**Set task:** Reproduce each line of the material precisely.

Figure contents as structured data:

[Start]

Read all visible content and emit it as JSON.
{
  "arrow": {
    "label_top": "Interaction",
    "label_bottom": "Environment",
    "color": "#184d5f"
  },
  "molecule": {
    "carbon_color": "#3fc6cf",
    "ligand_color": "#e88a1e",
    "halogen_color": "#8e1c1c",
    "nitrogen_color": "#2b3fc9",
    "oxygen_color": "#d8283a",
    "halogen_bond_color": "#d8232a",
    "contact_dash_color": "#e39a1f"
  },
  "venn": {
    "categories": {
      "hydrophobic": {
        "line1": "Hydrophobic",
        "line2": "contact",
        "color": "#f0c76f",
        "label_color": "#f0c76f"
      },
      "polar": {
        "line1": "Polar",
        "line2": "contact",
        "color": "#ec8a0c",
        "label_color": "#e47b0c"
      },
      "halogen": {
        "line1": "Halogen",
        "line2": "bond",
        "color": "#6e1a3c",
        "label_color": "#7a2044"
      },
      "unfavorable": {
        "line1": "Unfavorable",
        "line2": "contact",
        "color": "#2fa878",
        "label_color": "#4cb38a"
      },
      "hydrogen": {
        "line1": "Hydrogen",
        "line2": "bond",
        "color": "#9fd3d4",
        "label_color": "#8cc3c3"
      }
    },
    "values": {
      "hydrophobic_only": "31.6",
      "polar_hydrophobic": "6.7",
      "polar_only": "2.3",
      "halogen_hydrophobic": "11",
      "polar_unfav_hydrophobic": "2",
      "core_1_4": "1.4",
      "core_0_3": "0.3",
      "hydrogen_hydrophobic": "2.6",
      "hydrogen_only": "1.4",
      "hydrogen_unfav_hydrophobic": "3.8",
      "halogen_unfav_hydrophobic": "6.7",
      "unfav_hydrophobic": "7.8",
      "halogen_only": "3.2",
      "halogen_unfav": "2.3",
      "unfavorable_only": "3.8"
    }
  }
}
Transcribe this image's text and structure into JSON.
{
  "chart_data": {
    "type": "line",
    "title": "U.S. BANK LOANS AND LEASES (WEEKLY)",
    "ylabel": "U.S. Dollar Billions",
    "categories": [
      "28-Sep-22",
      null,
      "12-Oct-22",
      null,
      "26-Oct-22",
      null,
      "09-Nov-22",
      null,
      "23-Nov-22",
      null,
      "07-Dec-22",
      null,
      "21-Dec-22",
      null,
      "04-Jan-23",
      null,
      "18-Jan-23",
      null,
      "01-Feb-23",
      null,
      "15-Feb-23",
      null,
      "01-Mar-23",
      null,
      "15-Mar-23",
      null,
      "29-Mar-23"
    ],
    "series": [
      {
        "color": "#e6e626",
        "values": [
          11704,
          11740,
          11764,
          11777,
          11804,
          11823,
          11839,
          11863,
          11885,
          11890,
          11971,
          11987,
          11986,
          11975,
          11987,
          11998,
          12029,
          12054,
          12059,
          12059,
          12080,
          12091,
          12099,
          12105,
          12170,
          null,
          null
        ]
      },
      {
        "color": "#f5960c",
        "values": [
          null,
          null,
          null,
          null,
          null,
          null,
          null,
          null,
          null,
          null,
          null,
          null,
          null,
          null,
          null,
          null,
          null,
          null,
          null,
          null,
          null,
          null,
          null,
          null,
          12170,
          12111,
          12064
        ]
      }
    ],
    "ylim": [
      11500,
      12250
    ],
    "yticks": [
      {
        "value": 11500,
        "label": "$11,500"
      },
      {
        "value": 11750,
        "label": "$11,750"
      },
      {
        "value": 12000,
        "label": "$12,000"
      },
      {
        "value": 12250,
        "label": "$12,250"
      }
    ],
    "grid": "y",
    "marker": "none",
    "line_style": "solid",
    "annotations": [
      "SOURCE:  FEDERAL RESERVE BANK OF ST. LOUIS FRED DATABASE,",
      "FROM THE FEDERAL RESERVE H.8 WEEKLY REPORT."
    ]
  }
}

[End]

**Result for this task:**
Read all visible content and emit it as JSON.
{
  "arrow": {
    "label_top": "Interaction",
    "label_bottom": "Environment",
    "color": "#184d5f"
  },
  "molecule": {
    "carbon_color": "#3fc6cf",
    "ligand_color": "#e88a1e",
    "halogen_color": "#8e1c1c",
    "nitrogen_color": "#2b3fc9",
    "oxygen_color": "#d8283a",
    "halogen_bond_color": "#d8232a",
    "contact_dash_color": "#e39a1f"
  },
  "venn": {
    "categories": {
      "hydrophobic": {
        "line1": "Hydrophobic",
        "line2": "contact",
        "color": "#f0c76f",
        "label_color": "#f0c76f"
      },
      "polar": {
        "line1": "Polar",
        "line2": "contact",
        "color": "#ec8a0c",
        "label_color": "#e47b0c"
      },
      "halogen": {
        "line1": "Halogen",
        "line2": "bond",
        "color": "#6e1a3c",
        "label_color": "#7a2044"
      },
      "unfavorable": {
        "line1": "Unfavorable",
        "line2": "contact",
        "color": "#2fa878",
        "label_color": "#4cb38a"
      },
      "hydrogen": {
        "line1": "Hydrogen",
        "line2": "bond",
        "color": "#9fd3d4",
        "label_color": "#8cc3c3"
      }
    },
    "values": {
      "hydrophobic_only": "31.6",
      "polar_hydrophobic": "6.7",
      "polar_only": "2.3",
      "halogen_hydrophobic": "11",
      "polar_unfav_hydrophobic": "2",
      "core_1_4": "1.4",
      "core_0_3": "0.3",
      "hydrogen_hydrophobic": "2.6",
      "hydrogen_only": "1.4",
      "hydrogen_unfav_hydrophobic": "3.8",
      "halogen_unfav_hydrophobic": "6.7",
      "unfav_hydrophobic": "7.8",
      "halogen_only": "3.2",
      "halogen_unfav": "2.3",
      "unfavorable_only": "3.8"
    }
  }
}
Transcribe this image's text and structure into JSON.
{
  "chart_data": {
    "type": "line",
    "title": "U.S. BANK LOANS AND LEASES (WEEKLY)",
    "ylabel": "U.S. Dollar Billions",
    "categories": [
      "28-Sep-22",
      null,
      "12-Oct-22",
      null,
      "26-Oct-22",
      null,
      "09-Nov-22",
      null,
      "23-Nov-22",
      null,
      "07-Dec-22",
      null,
      "21-Dec-22",
      null,
      "04-Jan-23",
      null,
      "18-Jan-23",
      null,
      "01-Feb-23",
      null,
      "15-Feb-23",
      null,
      "01-Mar-23",
      null,
      "15-Mar-23",
      null,
      "29-Mar-23"
    ],
    "series": [
      {
        "color": "#e6e626",
        "values": [
          11704,
          11740,
          11764,
          11777,
          11804,
          11823,
          11839,
          11863,
          11885,
          11890,
          11971,
          11987,
          11986,
          11975,
          11987,
          11998,
          12029,
          12054,
          12059,
          12059,
          12080,
          12091,
          12099,
          12105,
          12170,
          null,
          null
        ]
      },
      {
        "color": "#f5960c",
        "values": [
          null,
          null,
          null,
          null,
          null,
          null,
          null,
          null,
          null,
          null,
          null,
          null,
          null,
          null,
          null,
          null,
          null,
          null,
          null,
          null,
          null,
          null,
          null,
          null,
          12170,
          12111,
          12064
        ]
      }
    ],
    "ylim": [
      11500,
      12250
    ],
    "yticks": [
      {
        "value": 11500,
        "label": "$11,500"
      },
      {
        "value": 11750,
        "label": "$11,750"
      },
      {
        "value": 12000,
        "label": "$12,000"
      },
      {
        "value": 12250,
        "label": "$12,250"
      }
    ],
    "grid": "y",
    "marker": "none",
    "line_style": "solid",
    "annotations": [
      "SOURCE:  FEDERAL RESERVE BANK OF ST. LOUIS FRED DATABASE,",
      "FROM THE FEDERAL RESERVE H.8 WEEKLY REPORT."
    ]
  }
}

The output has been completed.